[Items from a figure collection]
--*--

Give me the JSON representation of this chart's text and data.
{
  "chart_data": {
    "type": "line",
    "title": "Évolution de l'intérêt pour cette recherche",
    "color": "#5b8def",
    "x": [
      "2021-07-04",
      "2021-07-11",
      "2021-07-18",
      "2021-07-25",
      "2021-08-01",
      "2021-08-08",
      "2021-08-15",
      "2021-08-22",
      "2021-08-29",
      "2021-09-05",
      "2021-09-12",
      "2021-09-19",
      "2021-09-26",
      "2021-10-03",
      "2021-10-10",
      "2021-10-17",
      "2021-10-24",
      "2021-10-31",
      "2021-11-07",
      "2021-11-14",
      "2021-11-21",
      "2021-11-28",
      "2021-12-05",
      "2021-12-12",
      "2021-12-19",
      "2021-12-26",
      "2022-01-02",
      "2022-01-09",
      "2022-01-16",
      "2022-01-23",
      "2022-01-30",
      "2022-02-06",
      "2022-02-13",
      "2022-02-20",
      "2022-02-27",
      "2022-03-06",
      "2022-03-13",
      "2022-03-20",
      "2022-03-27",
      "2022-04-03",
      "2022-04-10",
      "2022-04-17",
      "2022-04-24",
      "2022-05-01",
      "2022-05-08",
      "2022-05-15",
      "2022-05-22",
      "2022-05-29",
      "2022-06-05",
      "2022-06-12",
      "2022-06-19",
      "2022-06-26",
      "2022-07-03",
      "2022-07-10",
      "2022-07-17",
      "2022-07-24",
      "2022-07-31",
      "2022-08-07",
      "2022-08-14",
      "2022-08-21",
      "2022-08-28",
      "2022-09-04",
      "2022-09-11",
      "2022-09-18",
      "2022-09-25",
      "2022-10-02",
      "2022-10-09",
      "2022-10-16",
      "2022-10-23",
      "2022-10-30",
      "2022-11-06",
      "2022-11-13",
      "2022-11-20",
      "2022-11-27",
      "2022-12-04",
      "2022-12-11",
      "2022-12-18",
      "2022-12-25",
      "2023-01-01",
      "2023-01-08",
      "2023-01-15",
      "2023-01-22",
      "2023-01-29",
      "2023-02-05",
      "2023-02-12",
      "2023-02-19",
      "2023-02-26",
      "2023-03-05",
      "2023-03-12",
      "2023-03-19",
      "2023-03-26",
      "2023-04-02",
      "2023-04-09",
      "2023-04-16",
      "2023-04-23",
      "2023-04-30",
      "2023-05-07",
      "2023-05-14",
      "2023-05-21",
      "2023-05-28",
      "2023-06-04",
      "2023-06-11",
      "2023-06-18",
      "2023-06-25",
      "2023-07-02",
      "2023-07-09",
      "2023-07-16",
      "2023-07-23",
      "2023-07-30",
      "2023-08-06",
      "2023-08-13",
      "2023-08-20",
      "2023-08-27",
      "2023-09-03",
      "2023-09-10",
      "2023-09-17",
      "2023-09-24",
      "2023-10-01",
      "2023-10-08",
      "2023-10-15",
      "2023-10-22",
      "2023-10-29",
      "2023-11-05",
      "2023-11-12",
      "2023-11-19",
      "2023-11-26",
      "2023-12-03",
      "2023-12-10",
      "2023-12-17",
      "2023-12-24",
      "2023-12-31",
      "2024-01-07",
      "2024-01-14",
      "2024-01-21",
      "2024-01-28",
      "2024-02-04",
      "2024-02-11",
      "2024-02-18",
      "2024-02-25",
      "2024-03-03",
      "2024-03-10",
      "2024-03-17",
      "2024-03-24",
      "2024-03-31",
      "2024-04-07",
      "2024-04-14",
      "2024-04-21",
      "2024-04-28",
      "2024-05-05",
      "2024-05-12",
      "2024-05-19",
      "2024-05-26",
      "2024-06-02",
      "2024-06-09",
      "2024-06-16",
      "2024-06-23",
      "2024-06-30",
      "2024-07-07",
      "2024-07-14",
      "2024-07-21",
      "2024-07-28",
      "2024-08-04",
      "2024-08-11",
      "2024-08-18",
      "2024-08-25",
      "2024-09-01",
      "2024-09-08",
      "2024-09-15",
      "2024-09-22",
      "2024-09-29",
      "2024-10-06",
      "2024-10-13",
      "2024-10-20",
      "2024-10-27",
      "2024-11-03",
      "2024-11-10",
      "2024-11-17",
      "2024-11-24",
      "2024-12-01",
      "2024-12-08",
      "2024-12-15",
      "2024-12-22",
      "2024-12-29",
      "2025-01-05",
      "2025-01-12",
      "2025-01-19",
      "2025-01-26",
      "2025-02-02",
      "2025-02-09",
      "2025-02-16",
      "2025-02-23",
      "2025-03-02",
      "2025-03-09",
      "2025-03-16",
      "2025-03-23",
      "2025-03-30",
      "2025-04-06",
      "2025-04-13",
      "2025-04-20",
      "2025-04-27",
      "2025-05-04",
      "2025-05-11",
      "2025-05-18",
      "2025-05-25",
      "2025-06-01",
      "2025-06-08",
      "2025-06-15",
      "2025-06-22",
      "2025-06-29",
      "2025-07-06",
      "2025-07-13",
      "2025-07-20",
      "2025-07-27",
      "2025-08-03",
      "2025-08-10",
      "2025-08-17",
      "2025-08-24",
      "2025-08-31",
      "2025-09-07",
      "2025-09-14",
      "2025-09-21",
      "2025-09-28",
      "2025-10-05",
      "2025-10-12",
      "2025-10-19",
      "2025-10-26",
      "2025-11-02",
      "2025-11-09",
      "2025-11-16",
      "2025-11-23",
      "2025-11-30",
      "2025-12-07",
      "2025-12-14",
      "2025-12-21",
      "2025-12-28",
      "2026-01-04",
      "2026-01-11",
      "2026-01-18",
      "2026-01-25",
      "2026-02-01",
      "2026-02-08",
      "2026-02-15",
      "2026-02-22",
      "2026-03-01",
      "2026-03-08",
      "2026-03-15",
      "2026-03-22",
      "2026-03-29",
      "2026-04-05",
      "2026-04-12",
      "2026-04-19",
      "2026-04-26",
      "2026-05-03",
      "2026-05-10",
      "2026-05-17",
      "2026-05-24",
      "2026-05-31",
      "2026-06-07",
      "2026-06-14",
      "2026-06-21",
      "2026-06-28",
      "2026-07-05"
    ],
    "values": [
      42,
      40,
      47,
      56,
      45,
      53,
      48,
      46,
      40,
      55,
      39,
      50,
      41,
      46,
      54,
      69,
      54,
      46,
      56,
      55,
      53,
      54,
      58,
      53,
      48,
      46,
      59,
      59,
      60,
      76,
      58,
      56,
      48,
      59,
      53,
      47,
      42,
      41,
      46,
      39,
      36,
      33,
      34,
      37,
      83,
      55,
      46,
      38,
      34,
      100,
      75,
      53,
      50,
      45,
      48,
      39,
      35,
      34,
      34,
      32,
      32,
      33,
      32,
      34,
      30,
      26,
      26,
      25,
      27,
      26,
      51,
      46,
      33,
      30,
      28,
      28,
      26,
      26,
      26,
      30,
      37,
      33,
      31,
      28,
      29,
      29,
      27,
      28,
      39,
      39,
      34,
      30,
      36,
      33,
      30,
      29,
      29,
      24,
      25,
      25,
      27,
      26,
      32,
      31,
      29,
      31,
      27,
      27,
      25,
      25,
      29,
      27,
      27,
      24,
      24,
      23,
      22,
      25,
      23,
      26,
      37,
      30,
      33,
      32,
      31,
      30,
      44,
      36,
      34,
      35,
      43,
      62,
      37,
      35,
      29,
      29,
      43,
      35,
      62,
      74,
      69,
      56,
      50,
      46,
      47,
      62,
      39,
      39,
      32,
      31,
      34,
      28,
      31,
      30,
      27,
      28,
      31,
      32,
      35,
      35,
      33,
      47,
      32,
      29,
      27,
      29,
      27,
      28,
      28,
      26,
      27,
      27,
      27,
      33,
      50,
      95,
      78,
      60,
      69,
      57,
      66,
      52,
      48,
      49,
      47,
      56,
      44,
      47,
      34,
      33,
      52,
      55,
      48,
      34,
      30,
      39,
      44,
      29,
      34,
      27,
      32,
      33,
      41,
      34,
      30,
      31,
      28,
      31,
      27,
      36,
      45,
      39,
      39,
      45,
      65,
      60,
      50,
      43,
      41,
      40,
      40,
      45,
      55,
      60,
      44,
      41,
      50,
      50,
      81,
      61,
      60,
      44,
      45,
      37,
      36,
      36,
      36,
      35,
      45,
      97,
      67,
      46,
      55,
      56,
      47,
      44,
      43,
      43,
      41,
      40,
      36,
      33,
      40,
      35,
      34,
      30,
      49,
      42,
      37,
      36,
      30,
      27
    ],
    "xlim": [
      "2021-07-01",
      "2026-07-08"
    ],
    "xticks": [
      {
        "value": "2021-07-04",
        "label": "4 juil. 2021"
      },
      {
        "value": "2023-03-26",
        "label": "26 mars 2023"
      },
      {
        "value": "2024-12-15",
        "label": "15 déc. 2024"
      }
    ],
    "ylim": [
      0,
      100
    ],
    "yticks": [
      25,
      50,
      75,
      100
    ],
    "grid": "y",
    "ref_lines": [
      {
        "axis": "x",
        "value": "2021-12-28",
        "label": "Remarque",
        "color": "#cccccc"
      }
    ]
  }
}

--*--

## Problem description
Where a line above contains the word "label", copy that line.

## Solution to this problem
        "label": "4 juil. 2021"
        "label": "26 mars 2023"
        "label": "15 déc. 2024"
        "label": "Remarque",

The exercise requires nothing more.